--- Aim of the exercise ---
Without the pictures, write out all the lines below exactly as they appear.

--- Entries provided ---
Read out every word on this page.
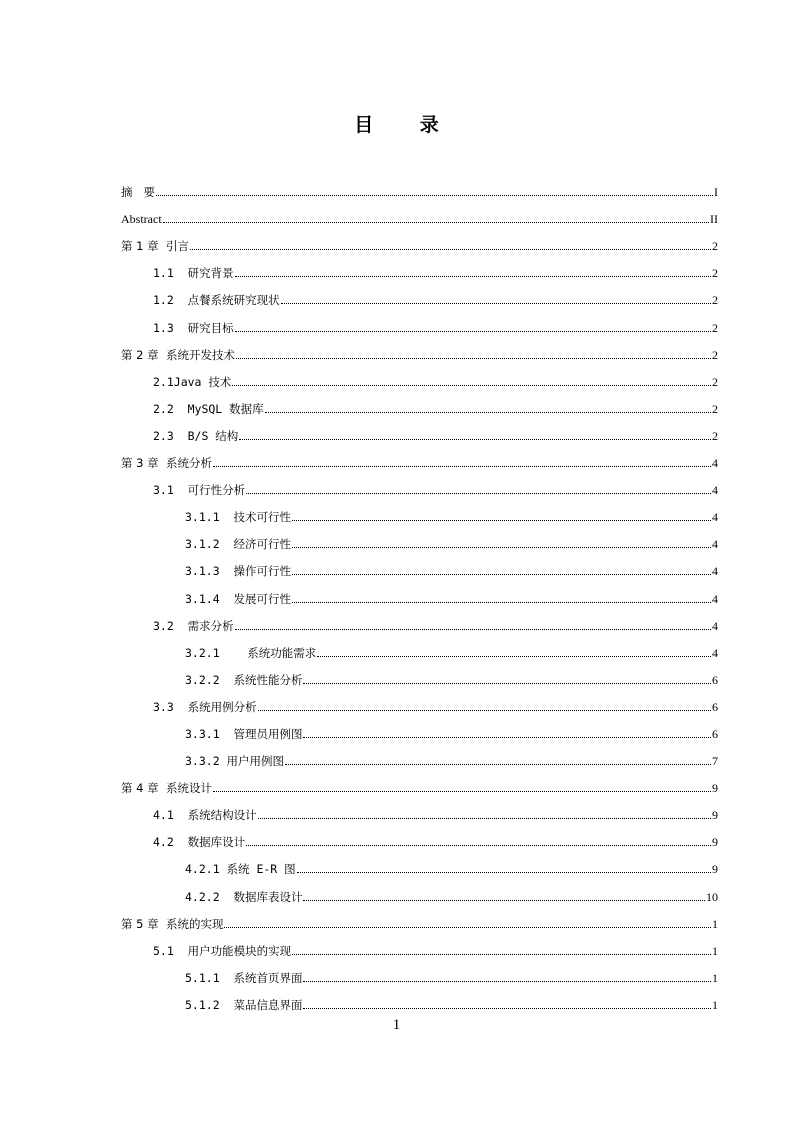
目 录
摘   要	I
Abstract	II
第 1 章  引言	2
1.1  研究背景	2
1.2  点餐系统研究现状	2
1.3  研究目标	2
第 2 章  系统开发技术	2
2.1Java 技术	2
2.2  MySQL 数据库	2
2.3  B/S 结构	2
第 3 章  系统分析	4
3.1  可行性分析	4
3.1.1  技术可行性	4
3.1.2  经济可行性	4
3.1.3  操作可行性	4
3.1.4  发展可行性	4
3.2  需求分析	4
3.2.1    系统功能需求	4
3.2.2  系统性能分析	6
3.3  系统用例分析	6
3.3.1  管理员用例图	6
3.3.2 用户用例图	7
第 4 章  系统设计	9
4.1  系统结构设计	9
4.2  数据库设计	9
4.2.1 系统 E-R 图	9
4.2.2  数据库表设计	10
第 5 章  系统的实现	1
5.1  用户功能模块的实现	1
5.1.1  系统首页界面	1
5.1.2  菜品信息界面	1
1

--- Written response ---
Read out every word on this page.
目 录
摘   要	I
Abstract	II
第 1 章  引言	2
1.1  研究背景	2
1.2  点餐系统研究现状	2
1.3  研究目标	2
第 2 章  系统开发技术	2
2.1Java 技术	2
2.2  MySQL 数据库	2
2.3  B/S 结构	2
第 3 章  系统分析	4
3.1  可行性分析	4
3.1.1  技术可行性	4
3.1.2  经济可行性	4
3.1.3  操作可行性	4
3.1.4  发展可行性	4
3.2  需求分析	4
3.2.1    系统功能需求	4
3.2.2  系统性能分析	6
3.3  系统用例分析	6
3.3.1  管理员用例图	6
3.3.2 用户用例图	7
第 4 章  系统设计	9
4.1  系统结构设计	9
4.2  数据库设计	9
4.2.1 系统 E-R 图	9
4.2.2  数据库表设计	10
第 5 章  系统的实现	1
5.1  用户功能模块的实现	1
5.1.1  系统首页界面	1
5.1.2  菜品信息界面	1
1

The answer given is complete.